## Data section
____

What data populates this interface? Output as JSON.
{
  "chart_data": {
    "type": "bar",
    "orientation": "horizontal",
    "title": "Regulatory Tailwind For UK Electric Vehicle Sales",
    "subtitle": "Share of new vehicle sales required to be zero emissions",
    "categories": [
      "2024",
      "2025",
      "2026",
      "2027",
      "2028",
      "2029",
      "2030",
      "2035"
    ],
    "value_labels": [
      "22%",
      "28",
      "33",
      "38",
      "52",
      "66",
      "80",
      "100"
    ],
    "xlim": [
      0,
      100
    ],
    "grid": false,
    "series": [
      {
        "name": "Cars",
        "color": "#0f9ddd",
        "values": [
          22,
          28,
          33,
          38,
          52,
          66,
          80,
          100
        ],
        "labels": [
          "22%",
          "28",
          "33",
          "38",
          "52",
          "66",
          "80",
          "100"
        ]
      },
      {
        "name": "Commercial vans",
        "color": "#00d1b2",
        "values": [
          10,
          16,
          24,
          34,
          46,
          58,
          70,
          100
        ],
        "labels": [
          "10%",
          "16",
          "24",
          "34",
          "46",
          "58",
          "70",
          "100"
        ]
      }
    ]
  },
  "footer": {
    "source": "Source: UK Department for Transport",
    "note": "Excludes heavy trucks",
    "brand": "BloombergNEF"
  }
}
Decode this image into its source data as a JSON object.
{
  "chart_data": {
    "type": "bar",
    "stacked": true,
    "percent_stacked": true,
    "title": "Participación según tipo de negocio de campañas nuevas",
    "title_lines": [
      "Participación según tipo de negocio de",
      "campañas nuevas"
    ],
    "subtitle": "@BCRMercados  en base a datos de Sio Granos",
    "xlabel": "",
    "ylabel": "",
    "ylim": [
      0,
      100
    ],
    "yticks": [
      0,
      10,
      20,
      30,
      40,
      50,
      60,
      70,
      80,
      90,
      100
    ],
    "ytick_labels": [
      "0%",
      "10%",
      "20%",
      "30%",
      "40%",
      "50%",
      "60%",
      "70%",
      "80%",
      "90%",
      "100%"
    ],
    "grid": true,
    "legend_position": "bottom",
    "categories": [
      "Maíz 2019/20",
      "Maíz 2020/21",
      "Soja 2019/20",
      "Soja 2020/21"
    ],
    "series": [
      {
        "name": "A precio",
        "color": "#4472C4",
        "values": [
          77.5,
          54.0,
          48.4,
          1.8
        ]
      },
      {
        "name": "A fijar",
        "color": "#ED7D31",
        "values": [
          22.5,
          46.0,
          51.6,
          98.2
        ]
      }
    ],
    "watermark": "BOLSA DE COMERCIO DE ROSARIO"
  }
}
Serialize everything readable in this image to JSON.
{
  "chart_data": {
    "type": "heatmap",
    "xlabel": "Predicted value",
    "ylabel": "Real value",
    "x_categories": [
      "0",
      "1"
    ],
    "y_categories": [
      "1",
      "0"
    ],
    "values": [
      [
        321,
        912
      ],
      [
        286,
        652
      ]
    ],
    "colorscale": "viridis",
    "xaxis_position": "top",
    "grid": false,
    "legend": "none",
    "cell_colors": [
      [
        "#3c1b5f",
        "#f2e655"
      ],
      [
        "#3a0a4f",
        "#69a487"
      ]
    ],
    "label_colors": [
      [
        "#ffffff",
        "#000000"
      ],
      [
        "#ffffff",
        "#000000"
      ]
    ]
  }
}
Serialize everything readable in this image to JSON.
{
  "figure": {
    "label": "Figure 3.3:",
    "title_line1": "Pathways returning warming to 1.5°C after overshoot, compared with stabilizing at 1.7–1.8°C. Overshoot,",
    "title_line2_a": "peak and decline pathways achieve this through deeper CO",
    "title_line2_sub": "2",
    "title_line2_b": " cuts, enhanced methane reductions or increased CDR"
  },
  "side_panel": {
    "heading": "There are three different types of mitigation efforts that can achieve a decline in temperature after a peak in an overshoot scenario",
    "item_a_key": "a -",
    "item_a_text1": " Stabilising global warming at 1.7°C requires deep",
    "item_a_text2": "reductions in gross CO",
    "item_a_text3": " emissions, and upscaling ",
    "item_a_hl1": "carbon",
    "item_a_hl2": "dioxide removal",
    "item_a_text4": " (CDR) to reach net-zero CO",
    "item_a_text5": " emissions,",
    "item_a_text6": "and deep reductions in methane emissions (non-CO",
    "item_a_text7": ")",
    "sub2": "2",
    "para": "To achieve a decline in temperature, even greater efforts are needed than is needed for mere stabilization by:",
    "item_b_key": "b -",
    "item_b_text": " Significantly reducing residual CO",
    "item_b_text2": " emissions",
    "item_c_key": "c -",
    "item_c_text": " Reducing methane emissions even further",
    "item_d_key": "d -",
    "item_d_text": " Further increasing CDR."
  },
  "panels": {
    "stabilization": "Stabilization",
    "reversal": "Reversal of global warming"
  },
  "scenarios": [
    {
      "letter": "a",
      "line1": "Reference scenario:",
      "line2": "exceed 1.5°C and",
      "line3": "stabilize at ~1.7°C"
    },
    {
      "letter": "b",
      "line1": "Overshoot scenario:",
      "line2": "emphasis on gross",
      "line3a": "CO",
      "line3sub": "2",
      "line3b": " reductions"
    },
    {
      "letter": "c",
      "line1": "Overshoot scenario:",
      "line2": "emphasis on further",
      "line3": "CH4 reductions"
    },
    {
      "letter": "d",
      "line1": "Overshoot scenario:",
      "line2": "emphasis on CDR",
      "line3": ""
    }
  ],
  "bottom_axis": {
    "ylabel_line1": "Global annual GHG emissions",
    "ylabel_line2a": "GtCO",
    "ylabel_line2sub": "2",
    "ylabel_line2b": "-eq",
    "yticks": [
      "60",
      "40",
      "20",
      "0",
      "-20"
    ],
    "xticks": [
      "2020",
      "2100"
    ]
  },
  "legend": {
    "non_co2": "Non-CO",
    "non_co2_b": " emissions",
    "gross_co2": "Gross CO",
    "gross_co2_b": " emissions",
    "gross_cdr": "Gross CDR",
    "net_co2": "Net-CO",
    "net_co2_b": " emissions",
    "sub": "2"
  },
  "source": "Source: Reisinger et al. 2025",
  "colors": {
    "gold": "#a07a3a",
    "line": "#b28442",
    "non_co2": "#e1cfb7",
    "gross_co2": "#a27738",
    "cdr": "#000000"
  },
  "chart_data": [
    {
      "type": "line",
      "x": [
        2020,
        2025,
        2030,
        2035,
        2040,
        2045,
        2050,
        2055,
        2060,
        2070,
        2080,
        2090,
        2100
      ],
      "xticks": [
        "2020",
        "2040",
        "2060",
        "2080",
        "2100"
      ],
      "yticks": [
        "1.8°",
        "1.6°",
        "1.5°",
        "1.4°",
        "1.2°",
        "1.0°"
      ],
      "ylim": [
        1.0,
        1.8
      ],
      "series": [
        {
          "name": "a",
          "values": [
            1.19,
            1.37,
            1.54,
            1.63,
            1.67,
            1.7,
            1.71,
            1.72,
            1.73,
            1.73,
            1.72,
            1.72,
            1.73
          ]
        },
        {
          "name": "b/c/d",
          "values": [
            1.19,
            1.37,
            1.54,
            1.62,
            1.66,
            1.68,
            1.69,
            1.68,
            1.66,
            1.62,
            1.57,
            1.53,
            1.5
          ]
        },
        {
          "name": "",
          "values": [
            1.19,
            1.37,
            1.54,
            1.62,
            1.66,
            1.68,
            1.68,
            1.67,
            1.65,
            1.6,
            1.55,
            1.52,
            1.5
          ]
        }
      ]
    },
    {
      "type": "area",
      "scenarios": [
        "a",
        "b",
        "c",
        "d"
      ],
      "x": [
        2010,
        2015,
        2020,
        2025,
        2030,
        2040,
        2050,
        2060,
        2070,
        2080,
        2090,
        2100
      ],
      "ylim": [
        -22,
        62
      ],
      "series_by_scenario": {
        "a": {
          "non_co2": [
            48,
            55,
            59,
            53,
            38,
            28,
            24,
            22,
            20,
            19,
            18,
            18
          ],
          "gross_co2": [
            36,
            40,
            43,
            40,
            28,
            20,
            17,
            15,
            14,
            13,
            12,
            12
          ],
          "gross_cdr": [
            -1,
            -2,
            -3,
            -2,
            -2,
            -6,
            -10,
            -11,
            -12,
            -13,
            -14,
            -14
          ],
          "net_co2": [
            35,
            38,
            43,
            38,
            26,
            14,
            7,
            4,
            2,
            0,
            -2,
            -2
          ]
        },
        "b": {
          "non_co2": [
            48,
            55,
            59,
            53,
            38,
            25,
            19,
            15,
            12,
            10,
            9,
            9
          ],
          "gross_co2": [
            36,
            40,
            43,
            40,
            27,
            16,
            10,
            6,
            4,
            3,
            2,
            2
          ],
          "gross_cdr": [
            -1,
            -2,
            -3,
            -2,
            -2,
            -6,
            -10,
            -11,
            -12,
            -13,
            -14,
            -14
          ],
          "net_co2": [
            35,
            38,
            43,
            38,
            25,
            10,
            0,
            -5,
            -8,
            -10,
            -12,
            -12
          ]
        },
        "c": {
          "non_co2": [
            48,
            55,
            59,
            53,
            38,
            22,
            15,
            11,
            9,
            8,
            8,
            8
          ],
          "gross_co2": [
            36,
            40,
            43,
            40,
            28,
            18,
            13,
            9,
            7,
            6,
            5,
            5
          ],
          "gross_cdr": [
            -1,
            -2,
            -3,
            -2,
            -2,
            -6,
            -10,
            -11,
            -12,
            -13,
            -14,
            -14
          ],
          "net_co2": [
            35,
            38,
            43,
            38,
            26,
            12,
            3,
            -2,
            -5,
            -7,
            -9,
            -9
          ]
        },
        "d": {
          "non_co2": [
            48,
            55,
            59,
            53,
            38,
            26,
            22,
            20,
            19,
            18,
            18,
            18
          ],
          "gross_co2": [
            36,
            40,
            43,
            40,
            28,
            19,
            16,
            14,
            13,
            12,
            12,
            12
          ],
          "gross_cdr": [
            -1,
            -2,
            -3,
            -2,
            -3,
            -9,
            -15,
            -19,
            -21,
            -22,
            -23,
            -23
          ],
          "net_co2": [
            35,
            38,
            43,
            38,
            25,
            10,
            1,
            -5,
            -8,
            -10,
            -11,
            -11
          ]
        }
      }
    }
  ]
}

____

## Task prompt
Go through the listing above and list every line that has the word "name".

## Worked solution
        "name": "Cars",
        "name": "Commercial vans",
        "name": "A precio",
        "name": "A fijar",
          "name": "a",
          "name": "b/c/d",
          "name": "",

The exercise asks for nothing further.